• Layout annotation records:
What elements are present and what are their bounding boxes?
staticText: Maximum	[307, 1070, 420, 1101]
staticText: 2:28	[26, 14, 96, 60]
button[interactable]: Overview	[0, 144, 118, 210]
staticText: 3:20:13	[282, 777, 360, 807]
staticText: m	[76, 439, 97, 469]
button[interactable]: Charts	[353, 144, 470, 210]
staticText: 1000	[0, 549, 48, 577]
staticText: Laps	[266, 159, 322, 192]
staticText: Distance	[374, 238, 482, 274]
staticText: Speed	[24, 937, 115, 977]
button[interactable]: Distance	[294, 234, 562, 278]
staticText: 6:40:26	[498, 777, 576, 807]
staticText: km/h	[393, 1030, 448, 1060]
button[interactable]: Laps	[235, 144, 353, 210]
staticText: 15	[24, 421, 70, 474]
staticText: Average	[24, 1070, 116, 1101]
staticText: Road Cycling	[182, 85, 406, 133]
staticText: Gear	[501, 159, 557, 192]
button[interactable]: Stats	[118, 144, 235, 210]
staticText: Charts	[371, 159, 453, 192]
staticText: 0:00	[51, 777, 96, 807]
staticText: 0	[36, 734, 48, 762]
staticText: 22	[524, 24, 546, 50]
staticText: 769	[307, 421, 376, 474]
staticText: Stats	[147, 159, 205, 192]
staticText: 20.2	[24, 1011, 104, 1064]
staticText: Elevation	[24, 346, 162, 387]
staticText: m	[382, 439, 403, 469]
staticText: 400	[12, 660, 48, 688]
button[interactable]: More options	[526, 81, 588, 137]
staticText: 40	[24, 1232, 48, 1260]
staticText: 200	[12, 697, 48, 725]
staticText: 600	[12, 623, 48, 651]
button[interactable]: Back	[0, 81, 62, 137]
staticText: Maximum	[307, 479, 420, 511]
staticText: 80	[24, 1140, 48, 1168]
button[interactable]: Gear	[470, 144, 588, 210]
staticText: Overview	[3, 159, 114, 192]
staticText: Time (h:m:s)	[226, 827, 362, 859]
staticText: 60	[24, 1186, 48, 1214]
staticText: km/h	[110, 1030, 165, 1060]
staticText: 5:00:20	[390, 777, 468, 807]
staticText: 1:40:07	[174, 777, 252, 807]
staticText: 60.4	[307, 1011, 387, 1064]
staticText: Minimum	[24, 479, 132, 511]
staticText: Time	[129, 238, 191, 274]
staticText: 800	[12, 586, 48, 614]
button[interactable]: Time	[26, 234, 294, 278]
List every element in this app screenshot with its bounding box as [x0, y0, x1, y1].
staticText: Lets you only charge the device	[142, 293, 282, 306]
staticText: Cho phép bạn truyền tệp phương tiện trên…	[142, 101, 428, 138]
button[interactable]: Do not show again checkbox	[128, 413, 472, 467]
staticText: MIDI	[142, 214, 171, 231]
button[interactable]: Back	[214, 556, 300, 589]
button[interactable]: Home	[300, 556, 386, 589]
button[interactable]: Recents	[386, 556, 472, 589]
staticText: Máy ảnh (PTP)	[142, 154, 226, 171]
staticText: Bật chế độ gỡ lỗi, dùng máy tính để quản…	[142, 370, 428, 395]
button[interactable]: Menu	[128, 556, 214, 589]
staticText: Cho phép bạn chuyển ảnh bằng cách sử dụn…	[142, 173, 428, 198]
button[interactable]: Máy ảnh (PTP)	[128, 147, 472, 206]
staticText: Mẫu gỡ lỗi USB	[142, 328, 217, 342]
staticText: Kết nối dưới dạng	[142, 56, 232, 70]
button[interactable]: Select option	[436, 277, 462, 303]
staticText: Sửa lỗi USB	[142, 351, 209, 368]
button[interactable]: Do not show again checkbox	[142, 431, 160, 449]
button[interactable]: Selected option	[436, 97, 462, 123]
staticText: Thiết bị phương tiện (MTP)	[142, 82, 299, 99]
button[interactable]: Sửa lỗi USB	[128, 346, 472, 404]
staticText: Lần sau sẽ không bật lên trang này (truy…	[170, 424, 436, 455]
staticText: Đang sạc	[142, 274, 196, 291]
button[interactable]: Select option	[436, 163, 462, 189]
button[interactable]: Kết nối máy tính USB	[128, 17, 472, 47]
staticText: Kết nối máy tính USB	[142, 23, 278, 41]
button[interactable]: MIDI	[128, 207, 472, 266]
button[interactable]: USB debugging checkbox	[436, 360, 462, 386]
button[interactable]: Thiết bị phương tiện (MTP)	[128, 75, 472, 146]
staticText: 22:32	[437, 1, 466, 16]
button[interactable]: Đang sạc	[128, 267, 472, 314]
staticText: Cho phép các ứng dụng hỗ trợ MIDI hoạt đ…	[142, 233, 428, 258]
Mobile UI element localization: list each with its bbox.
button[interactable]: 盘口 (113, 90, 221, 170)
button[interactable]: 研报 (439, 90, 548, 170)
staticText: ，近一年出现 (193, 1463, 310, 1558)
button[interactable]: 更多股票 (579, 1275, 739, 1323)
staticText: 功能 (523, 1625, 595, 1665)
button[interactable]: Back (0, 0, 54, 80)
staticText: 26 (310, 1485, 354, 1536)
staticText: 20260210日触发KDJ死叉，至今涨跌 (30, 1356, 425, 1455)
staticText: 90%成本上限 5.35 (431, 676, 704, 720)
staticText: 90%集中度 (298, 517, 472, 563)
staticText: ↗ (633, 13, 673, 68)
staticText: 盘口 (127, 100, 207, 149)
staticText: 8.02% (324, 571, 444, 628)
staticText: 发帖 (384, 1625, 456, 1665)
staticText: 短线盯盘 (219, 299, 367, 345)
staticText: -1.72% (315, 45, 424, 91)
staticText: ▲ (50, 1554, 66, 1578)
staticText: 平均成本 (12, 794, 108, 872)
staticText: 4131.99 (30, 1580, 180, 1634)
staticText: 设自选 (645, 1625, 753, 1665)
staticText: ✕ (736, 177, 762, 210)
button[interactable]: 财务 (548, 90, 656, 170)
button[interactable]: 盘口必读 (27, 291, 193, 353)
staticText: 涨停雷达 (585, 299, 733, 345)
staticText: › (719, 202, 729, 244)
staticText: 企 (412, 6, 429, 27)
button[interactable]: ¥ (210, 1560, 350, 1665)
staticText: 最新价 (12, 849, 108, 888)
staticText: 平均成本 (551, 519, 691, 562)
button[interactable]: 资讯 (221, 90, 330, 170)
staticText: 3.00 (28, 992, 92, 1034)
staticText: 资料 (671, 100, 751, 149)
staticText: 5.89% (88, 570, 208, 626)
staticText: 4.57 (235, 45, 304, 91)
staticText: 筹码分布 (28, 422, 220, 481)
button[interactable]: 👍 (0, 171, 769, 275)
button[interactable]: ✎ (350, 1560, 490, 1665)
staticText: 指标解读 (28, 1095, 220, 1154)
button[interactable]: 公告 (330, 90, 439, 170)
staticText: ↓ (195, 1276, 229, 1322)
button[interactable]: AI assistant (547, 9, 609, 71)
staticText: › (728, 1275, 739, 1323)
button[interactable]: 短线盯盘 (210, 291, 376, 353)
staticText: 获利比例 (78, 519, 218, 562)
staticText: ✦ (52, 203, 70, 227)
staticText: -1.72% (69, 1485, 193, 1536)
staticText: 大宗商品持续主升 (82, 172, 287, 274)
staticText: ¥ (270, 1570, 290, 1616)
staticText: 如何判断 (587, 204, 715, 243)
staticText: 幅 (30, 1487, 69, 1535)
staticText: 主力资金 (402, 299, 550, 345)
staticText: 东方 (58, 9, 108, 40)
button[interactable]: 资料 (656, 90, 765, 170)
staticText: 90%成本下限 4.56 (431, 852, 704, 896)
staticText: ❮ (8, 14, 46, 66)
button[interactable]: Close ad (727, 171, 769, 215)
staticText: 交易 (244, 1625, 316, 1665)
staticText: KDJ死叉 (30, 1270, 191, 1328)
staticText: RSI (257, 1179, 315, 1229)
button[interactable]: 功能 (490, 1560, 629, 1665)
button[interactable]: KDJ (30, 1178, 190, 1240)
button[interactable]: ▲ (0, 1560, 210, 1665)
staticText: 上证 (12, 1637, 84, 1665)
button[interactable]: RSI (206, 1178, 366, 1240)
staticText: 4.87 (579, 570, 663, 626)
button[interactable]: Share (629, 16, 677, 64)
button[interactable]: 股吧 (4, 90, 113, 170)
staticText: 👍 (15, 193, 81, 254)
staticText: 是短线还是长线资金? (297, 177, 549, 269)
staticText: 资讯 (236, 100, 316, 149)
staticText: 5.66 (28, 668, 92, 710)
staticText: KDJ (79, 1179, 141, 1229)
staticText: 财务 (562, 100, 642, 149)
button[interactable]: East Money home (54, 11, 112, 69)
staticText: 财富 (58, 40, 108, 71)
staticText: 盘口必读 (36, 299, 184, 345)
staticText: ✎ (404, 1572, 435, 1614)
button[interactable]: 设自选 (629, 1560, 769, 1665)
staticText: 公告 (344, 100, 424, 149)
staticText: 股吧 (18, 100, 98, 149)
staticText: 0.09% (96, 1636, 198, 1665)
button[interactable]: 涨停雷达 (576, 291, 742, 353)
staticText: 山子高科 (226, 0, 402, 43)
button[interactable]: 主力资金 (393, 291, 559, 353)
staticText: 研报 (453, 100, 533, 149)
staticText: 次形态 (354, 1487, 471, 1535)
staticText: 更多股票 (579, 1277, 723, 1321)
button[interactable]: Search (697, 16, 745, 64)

• Task details: Pick out each line in the records above that includes the string "MIDI", and copy those lines. Treat uppercase and lowercase as different.

• Final answer:
staticText: MIDI	[142, 214, 171, 231]
button[interactable]: MIDI	[128, 207, 472, 266]
staticText: Cho phép các ứng dụng hỗ trợ MIDI hoạt đ…	[142, 233, 428, 258]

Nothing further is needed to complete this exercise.